## Directions
Output all of the data below without changing a word, and exclude the pictures.

*** Opening Dataset records ***

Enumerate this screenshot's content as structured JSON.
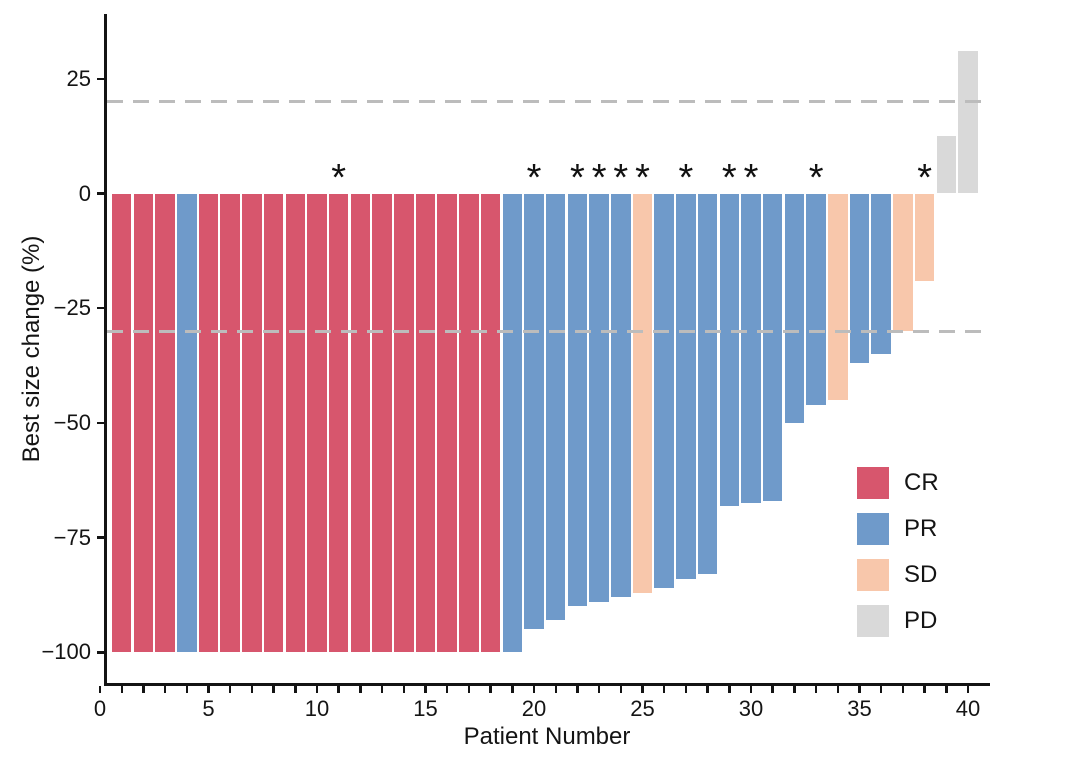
{
  "figure": {
    "background": "#ffffff"
  },
  "chart_data": {
    "type": "bar",
    "subtype": "waterfall",
    "title": "",
    "xlabel": "Patient Number",
    "ylabel": "Best size change (%)",
    "x_ticks": [
      0,
      5,
      10,
      15,
      20,
      25,
      30,
      35,
      40
    ],
    "x_minor_tick_every": 1,
    "y_ticks": [
      {
        "value": 25,
        "label": "25"
      },
      {
        "value": 0,
        "label": "0"
      },
      {
        "value": -25,
        "label": "−25"
      },
      {
        "value": -50,
        "label": "−50"
      },
      {
        "value": -75,
        "label": "−75"
      },
      {
        "value": -100,
        "label": "−100"
      }
    ],
    "xlim": [
      0,
      41
    ],
    "ylim": [
      -106.7,
      38.9
    ],
    "grid": "off",
    "legend_position": "inside-bottom-right",
    "reference_lines": [
      {
        "y": 20
      },
      {
        "y": -30
      }
    ],
    "reference_line_color": "#bcbcbc",
    "axis_color": "#141414",
    "flag_symbol": "*",
    "legend": [
      {
        "label": "CR",
        "color": "#d7566d"
      },
      {
        "label": "PR",
        "color": "#6f9aca"
      },
      {
        "label": "SD",
        "color": "#f8c7ab"
      },
      {
        "label": "PD",
        "color": "#d9d9d9"
      }
    ],
    "patients": [
      {
        "n": 1,
        "response": "CR",
        "value": -100,
        "flag": false
      },
      {
        "n": 2,
        "response": "CR",
        "value": -100,
        "flag": false
      },
      {
        "n": 3,
        "response": "CR",
        "value": -100,
        "flag": false
      },
      {
        "n": 4,
        "response": "PR",
        "value": -100,
        "flag": false
      },
      {
        "n": 5,
        "response": "CR",
        "value": -100,
        "flag": false
      },
      {
        "n": 6,
        "response": "CR",
        "value": -100,
        "flag": false
      },
      {
        "n": 7,
        "response": "CR",
        "value": -100,
        "flag": false
      },
      {
        "n": 8,
        "response": "CR",
        "value": -100,
        "flag": false
      },
      {
        "n": 9,
        "response": "CR",
        "value": -100,
        "flag": false
      },
      {
        "n": 10,
        "response": "CR",
        "value": -100,
        "flag": false
      },
      {
        "n": 11,
        "response": "CR",
        "value": -100,
        "flag": true
      },
      {
        "n": 12,
        "response": "CR",
        "value": -100,
        "flag": false
      },
      {
        "n": 13,
        "response": "CR",
        "value": -100,
        "flag": false
      },
      {
        "n": 14,
        "response": "CR",
        "value": -100,
        "flag": false
      },
      {
        "n": 15,
        "response": "CR",
        "value": -100,
        "flag": false
      },
      {
        "n": 16,
        "response": "CR",
        "value": -100,
        "flag": false
      },
      {
        "n": 17,
        "response": "CR",
        "value": -100,
        "flag": false
      },
      {
        "n": 18,
        "response": "CR",
        "value": -100,
        "flag": false
      },
      {
        "n": 19,
        "response": "PR",
        "value": -100,
        "flag": false
      },
      {
        "n": 20,
        "response": "PR",
        "value": -95,
        "flag": true
      },
      {
        "n": 21,
        "response": "PR",
        "value": -93,
        "flag": false
      },
      {
        "n": 22,
        "response": "PR",
        "value": -90,
        "flag": true
      },
      {
        "n": 23,
        "response": "PR",
        "value": -89,
        "flag": true
      },
      {
        "n": 24,
        "response": "PR",
        "value": -88,
        "flag": true
      },
      {
        "n": 25,
        "response": "SD",
        "value": -87,
        "flag": true
      },
      {
        "n": 26,
        "response": "PR",
        "value": -86,
        "flag": false
      },
      {
        "n": 27,
        "response": "PR",
        "value": -84,
        "flag": true
      },
      {
        "n": 28,
        "response": "PR",
        "value": -83,
        "flag": false
      },
      {
        "n": 29,
        "response": "PR",
        "value": -68,
        "flag": true
      },
      {
        "n": 30,
        "response": "PR",
        "value": -67.5,
        "flag": true
      },
      {
        "n": 31,
        "response": "PR",
        "value": -67,
        "flag": false
      },
      {
        "n": 32,
        "response": "PR",
        "value": -50,
        "flag": false
      },
      {
        "n": 33,
        "response": "PR",
        "value": -46,
        "flag": true
      },
      {
        "n": 34,
        "response": "SD",
        "value": -45,
        "flag": false
      },
      {
        "n": 35,
        "response": "PR",
        "value": -37,
        "flag": false
      },
      {
        "n": 36,
        "response": "PR",
        "value": -35,
        "flag": false
      },
      {
        "n": 37,
        "response": "SD",
        "value": -30,
        "flag": false
      },
      {
        "n": 38,
        "response": "SD",
        "value": -19,
        "flag": true
      },
      {
        "n": 39,
        "response": "PD",
        "value": 12.5,
        "flag": false
      },
      {
        "n": 40,
        "response": "PD",
        "value": 31,
        "flag": false
      }
    ]
  }
}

*** Closing Dataset records ***

## Answer to this exercise
Enumerate this screenshot's content as structured JSON.
{
  "figure": {
    "background": "#ffffff"
  },
  "chart_data": {
    "type": "bar",
    "subtype": "waterfall",
    "title": "",
    "xlabel": "Patient Number",
    "ylabel": "Best size change (%)",
    "x_ticks": [
      0,
      5,
      10,
      15,
      20,
      25,
      30,
      35,
      40
    ],
    "x_minor_tick_every": 1,
    "y_ticks": [
      {
        "value": 25,
        "label": "25"
      },
      {
        "value": 0,
        "label": "0"
      },
      {
        "value": -25,
        "label": "−25"
      },
      {
        "value": -50,
        "label": "−50"
      },
      {
        "value": -75,
        "label": "−75"
      },
      {
        "value": -100,
        "label": "−100"
      }
    ],
    "xlim": [
      0,
      41
    ],
    "ylim": [
      -106.7,
      38.9
    ],
    "grid": "off",
    "legend_position": "inside-bottom-right",
    "reference_lines": [
      {
        "y": 20
      },
      {
        "y": -30
      }
    ],
    "reference_line_color": "#bcbcbc",
    "axis_color": "#141414",
    "flag_symbol": "*",
    "legend": [
      {
        "label": "CR",
        "color": "#d7566d"
      },
      {
        "label": "PR",
        "color": "#6f9aca"
      },
      {
        "label": "SD",
        "color": "#f8c7ab"
      },
      {
        "label": "PD",
        "color": "#d9d9d9"
      }
    ],
    "patients": [
      {
        "n": 1,
        "response": "CR",
        "value": -100,
        "flag": false
      },
      {
        "n": 2,
        "response": "CR",
        "value": -100,
        "flag": false
      },
      {
        "n": 3,
        "response": "CR",
        "value": -100,
        "flag": false
      },
      {
        "n": 4,
        "response": "PR",
        "value": -100,
        "flag": false
      },
      {
        "n": 5,
        "response": "CR",
        "value": -100,
        "flag": false
      },
      {
        "n": 6,
        "response": "CR",
        "value": -100,
        "flag": false
      },
      {
        "n": 7,
        "response": "CR",
        "value": -100,
        "flag": false
      },
      {
        "n": 8,
        "response": "CR",
        "value": -100,
        "flag": false
      },
      {
        "n": 9,
        "response": "CR",
        "value": -100,
        "flag": false
      },
      {
        "n": 10,
        "response": "CR",
        "value": -100,
        "flag": false
      },
      {
        "n": 11,
        "response": "CR",
        "value": -100,
        "flag": true
      },
      {
        "n": 12,
        "response": "CR",
        "value": -100,
        "flag": false
      },
      {
        "n": 13,
        "response": "CR",
        "value": -100,
        "flag": false
      },
      {
        "n": 14,
        "response": "CR",
        "value": -100,
        "flag": false
      },
      {
        "n": 15,
        "response": "CR",
        "value": -100,
        "flag": false
      },
      {
        "n": 16,
        "response": "CR",
        "value": -100,
        "flag": false
      },
      {
        "n": 17,
        "response": "CR",
        "value": -100,
        "flag": false
      },
      {
        "n": 18,
        "response": "CR",
        "value": -100,
        "flag": false
      },
      {
        "n": 19,
        "response": "PR",
        "value": -100,
        "flag": false
      },
      {
        "n": 20,
        "response": "PR",
        "value": -95,
        "flag": true
      },
      {
        "n": 21,
        "response": "PR",
        "value": -93,
        "flag": false
      },
      {
        "n": 22,
        "response": "PR",
        "value": -90,
        "flag": true
      },
      {
        "n": 23,
        "response": "PR",
        "value": -89,
        "flag": true
      },
      {
        "n": 24,
        "response": "PR",
        "value": -88,
        "flag": true
      },
      {
        "n": 25,
        "response": "SD",
        "value": -87,
        "flag": true
      },
      {
        "n": 26,
        "response": "PR",
        "value": -86,
        "flag": false
      },
      {
        "n": 27,
        "response": "PR",
        "value": -84,
        "flag": true
      },
      {
        "n": 28,
        "response": "PR",
        "value": -83,
        "flag": false
      },
      {
        "n": 29,
        "response": "PR",
        "value": -68,
        "flag": true
      },
      {
        "n": 30,
        "response": "PR",
        "value": -67.5,
        "flag": true
      },
      {
        "n": 31,
        "response": "PR",
        "value": -67,
        "flag": false
      },
      {
        "n": 32,
        "response": "PR",
        "value": -50,
        "flag": false
      },
      {
        "n": 33,
        "response": "PR",
        "value": -46,
        "flag": true
      },
      {
        "n": 34,
        "response": "SD",
        "value": -45,
        "flag": false
      },
      {
        "n": 35,
        "response": "PR",
        "value": -37,
        "flag": false
      },
      {
        "n": 36,
        "response": "PR",
        "value": -35,
        "flag": false
      },
      {
        "n": 37,
        "response": "SD",
        "value": -30,
        "flag": false
      },
      {
        "n": 38,
        "response": "SD",
        "value": -19,
        "flag": true
      },
      {
        "n": 39,
        "response": "PD",
        "value": 12.5,
        "flag": false
      },
      {
        "n": 40,
        "response": "PD",
        "value": 31,
        "flag": false
      }
    ]
  }
}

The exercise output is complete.